Required work:
Each line of the listing that contains the word "Custo" is to be copied.

Records from a collection of figures

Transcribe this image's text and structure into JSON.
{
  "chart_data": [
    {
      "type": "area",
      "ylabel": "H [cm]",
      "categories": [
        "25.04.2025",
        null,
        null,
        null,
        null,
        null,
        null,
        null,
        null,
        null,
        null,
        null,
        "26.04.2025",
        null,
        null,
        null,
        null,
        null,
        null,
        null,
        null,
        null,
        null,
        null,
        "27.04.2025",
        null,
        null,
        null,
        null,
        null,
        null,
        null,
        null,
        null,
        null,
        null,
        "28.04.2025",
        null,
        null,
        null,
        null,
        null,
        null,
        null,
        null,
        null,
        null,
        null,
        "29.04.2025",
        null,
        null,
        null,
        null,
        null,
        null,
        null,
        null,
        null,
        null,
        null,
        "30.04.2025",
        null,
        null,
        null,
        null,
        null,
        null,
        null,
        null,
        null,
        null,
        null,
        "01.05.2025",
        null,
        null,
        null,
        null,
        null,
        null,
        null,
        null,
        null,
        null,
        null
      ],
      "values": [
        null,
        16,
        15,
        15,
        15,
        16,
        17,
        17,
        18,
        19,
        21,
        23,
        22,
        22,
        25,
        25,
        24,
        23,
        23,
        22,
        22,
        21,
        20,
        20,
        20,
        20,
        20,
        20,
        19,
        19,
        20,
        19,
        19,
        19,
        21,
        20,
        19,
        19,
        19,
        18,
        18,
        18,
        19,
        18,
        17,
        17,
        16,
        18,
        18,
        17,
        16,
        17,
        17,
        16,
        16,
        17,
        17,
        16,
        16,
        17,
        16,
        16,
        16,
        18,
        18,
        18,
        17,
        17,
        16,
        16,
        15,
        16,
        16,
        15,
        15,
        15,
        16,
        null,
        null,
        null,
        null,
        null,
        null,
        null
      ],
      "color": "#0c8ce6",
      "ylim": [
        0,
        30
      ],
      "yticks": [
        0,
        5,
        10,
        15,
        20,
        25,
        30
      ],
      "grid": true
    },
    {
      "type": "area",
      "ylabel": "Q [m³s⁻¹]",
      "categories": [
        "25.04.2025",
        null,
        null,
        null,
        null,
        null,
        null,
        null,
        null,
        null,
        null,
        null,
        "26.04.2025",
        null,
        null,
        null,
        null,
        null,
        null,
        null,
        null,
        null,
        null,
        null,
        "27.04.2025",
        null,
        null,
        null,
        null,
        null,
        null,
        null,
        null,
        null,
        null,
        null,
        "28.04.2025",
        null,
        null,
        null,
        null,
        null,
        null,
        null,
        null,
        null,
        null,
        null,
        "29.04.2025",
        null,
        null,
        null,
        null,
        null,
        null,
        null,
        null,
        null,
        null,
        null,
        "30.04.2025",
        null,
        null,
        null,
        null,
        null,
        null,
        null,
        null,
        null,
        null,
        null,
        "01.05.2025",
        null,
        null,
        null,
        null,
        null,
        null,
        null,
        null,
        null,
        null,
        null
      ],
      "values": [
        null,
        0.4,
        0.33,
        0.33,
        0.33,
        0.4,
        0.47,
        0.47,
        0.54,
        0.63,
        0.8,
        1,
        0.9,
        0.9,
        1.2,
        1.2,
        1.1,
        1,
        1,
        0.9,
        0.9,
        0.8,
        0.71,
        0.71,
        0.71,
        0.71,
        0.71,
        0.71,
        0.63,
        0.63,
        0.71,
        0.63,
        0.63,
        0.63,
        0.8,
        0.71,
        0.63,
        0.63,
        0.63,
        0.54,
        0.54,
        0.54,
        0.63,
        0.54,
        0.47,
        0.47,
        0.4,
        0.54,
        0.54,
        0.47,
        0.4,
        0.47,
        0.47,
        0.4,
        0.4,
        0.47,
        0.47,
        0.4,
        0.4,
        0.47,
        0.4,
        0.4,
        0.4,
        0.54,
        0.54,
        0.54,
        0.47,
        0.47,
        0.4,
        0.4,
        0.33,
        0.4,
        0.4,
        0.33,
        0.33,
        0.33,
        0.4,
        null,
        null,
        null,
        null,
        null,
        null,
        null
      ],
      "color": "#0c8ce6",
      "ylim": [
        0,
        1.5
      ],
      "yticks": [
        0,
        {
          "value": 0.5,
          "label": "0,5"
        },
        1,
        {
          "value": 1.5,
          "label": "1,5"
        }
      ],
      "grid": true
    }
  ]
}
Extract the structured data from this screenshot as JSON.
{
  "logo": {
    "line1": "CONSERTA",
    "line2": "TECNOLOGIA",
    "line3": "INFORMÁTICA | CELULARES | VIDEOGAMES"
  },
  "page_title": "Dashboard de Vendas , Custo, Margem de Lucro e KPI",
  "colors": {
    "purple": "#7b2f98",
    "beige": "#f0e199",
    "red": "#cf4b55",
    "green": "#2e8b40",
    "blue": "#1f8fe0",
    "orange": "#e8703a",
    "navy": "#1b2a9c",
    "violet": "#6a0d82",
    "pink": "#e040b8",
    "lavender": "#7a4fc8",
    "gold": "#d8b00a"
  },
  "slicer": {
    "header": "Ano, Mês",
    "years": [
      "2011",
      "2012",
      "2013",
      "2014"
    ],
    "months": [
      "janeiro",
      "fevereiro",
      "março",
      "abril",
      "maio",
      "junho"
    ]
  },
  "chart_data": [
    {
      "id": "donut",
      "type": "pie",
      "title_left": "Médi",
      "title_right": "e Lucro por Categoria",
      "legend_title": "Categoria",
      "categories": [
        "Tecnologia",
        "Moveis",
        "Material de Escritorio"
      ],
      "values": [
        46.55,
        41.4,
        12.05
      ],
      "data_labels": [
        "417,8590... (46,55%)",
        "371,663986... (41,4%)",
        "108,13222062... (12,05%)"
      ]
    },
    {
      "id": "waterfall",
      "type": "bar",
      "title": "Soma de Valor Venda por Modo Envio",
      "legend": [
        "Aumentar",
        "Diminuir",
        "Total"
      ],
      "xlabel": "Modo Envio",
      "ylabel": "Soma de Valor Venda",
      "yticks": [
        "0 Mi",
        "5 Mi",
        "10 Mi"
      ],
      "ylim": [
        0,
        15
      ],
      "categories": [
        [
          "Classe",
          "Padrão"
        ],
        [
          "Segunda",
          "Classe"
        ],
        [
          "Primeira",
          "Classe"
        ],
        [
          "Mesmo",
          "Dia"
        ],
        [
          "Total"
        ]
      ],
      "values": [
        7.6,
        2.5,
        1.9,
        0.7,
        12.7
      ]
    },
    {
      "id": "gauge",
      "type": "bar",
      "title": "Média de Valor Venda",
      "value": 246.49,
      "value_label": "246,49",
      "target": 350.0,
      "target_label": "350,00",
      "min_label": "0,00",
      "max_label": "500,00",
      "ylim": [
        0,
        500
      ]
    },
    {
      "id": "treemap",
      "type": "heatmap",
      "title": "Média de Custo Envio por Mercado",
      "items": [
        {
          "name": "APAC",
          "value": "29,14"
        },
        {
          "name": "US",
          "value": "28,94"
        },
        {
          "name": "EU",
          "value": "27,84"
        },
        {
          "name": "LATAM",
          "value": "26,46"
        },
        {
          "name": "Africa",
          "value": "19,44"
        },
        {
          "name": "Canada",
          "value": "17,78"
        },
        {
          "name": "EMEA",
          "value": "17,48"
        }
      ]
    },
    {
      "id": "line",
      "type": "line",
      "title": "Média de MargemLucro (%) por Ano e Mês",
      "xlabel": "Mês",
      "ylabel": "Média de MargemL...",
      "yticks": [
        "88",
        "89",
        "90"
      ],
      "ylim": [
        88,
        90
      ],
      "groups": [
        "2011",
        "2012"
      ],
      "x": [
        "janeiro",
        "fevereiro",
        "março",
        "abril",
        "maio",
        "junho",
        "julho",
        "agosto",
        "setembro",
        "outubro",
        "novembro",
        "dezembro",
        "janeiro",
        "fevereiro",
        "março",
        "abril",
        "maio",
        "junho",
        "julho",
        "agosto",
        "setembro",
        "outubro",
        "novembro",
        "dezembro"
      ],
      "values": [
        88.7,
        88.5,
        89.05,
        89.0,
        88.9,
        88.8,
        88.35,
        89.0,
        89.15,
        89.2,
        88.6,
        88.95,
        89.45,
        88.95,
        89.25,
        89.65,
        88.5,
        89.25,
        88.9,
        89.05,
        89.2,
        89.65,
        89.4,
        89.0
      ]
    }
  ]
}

The output:
  "page_title": "Dashboard de Vendas , Custo, Margem de Lucro e KPI",
      "title": "Média de Custo Envio por Mercado",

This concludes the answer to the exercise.